■ Exercise brief: Leave out the pictures and repeat everything else in the records exactly.

** START Input data **

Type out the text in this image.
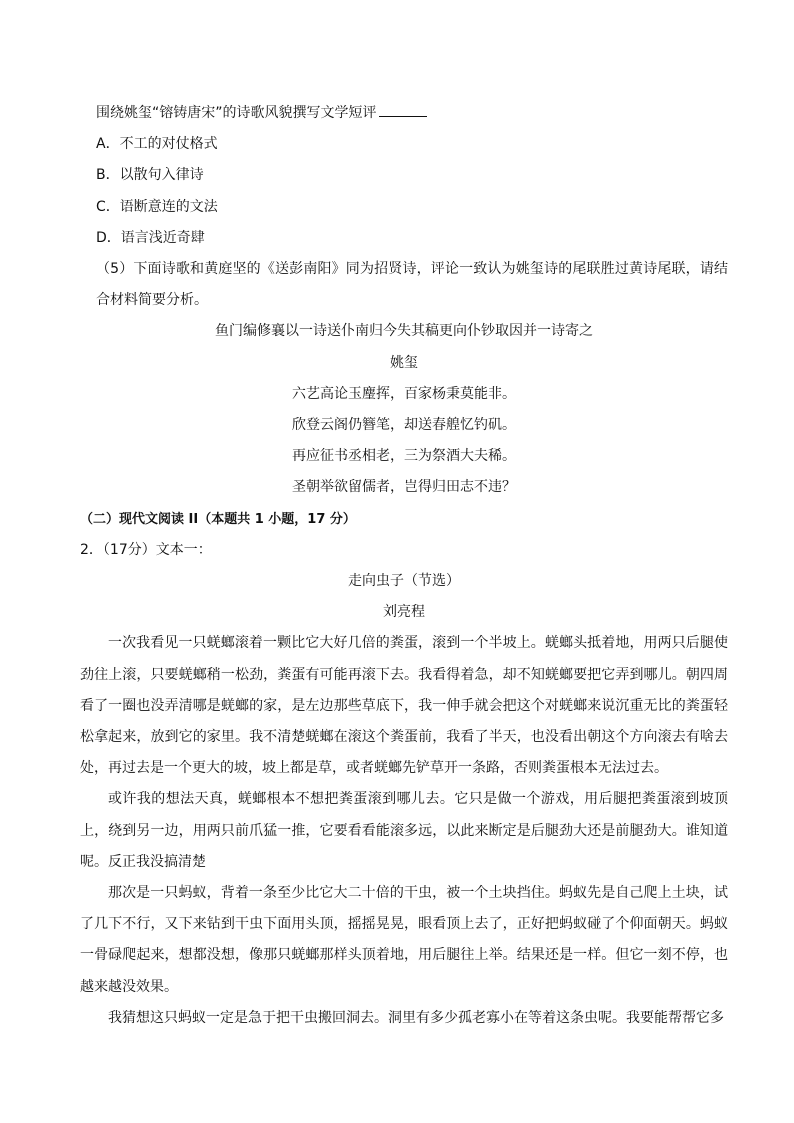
围绕姚玺“镕铸唐宋”的诗歌风貌撰写文学短评
A．不工的对仗格式
B．以散句入律诗
C．语断意连的文法
D．语言浅近奇肆
（5）下面诗歌和黄庭坚的《送彭南阳》同为招贤诗，评论一致认为姚玺诗的尾联胜过黄诗尾联，请结合材料简要分析。
鱼门编修襄以一诗送仆南归今失其稿更向仆钞取因并一诗寄之
姚玺
六艺高论玉麈挥，百家杨秉莫能非。
欣登云阁仍簪笔，却送春艎忆钓矶。
再应征书丞相老，三为祭酒大夫稀。
圣朝举欲留儒者，岂得归田志不违？
（二）现代文阅读 II（本题共 1 小题，17 分）
2．（17分）文本一：
走向虫子（节选）
刘亮程
一次我看见一只蜣螂滚着一颗比它大好几倍的粪蛋，滚到一个半坡上。蜣螂头抵着地，用两只后腿使劲往上滚，只要蜣螂稍一松劲，粪蛋有可能再滚下去。我看得着急，却不知蜣螂要把它弄到哪儿。朝四周看了一圈也没弄清哪是蜣螂的家，是左边那些草底下，我一伸手就会把这个对蜣螂来说沉重无比的粪蛋轻松拿起来，放到它的家里。我不清楚蜣螂在滚这个粪蛋前，我看了半天，也没看出朝这个方向滚去有啥去处，再过去是一个更大的坡，坡上都是草，或者蜣螂先铲草开一条路，否则粪蛋根本无法过去。
或许我的想法天真，蜣螂根本不想把粪蛋滚到哪儿去。它只是做一个游戏，用后腿把粪蛋滚到坡顶上，绕到另一边，用两只前爪猛一推，它要看看能滚多远，以此来断定是后腿劲大还是前腿劲大。谁知道呢。反正我没搞清楚
那次是一只蚂蚁，背着一条至少比它大二十倍的干虫，被一个土块挡住。蚂蚁先是自己爬上土块，试了几下不行，又下来钻到干虫下面用头顶，摇摇晃晃，眼看顶上去了，正好把蚂蚁碰了个仰面朝天。蚂蚁一骨碌爬起来，想都没想，像那只蜣螂那样头顶着地，用后腿往上举。结果还是一样。但它一刻不停，也越来越没效果。
我猜想这只蚂蚁一定是急于把干虫搬回洞去。洞里有多少孤老寡小在等着这条虫呢。我要能帮帮它多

** END Input data **

■ Solution to the problem:
Type out the text in this image.
围绕姚玺“镕铸唐宋”的诗歌风貌撰写文学短评
A．不工的对仗格式
B．以散句入律诗
C．语断意连的文法
D．语言浅近奇肆
（5）下面诗歌和黄庭坚的《送彭南阳》同为招贤诗，评论一致认为姚玺诗的尾联胜过黄诗尾联，请结合材料简要分析。
鱼门编修襄以一诗送仆南归今失其稿更向仆钞取因并一诗寄之
姚玺
六艺高论玉麈挥，百家杨秉莫能非。
欣登云阁仍簪笔，却送春艎忆钓矶。
再应征书丞相老，三为祭酒大夫稀。
圣朝举欲留儒者，岂得归田志不违？
（二）现代文阅读 II（本题共 1 小题，17 分）
2．（17分）文本一：
走向虫子（节选）
刘亮程
一次我看见一只蜣螂滚着一颗比它大好几倍的粪蛋，滚到一个半坡上。蜣螂头抵着地，用两只后腿使劲往上滚，只要蜣螂稍一松劲，粪蛋有可能再滚下去。我看得着急，却不知蜣螂要把它弄到哪儿。朝四周看了一圈也没弄清哪是蜣螂的家，是左边那些草底下，我一伸手就会把这个对蜣螂来说沉重无比的粪蛋轻松拿起来，放到它的家里。我不清楚蜣螂在滚这个粪蛋前，我看了半天，也没看出朝这个方向滚去有啥去处，再过去是一个更大的坡，坡上都是草，或者蜣螂先铲草开一条路，否则粪蛋根本无法过去。
或许我的想法天真，蜣螂根本不想把粪蛋滚到哪儿去。它只是做一个游戏，用后腿把粪蛋滚到坡顶上，绕到另一边，用两只前爪猛一推，它要看看能滚多远，以此来断定是后腿劲大还是前腿劲大。谁知道呢。反正我没搞清楚
那次是一只蚂蚁，背着一条至少比它大二十倍的干虫，被一个土块挡住。蚂蚁先是自己爬上土块，试了几下不行，又下来钻到干虫下面用头顶，摇摇晃晃，眼看顶上去了，正好把蚂蚁碰了个仰面朝天。蚂蚁一骨碌爬起来，想都没想，像那只蜣螂那样头顶着地，用后腿往上举。结果还是一样。但它一刻不停，也越来越没效果。
我猜想这只蚂蚁一定是急于把干虫搬回洞去。洞里有多少孤老寡小在等着这条虫呢。我要能帮帮它多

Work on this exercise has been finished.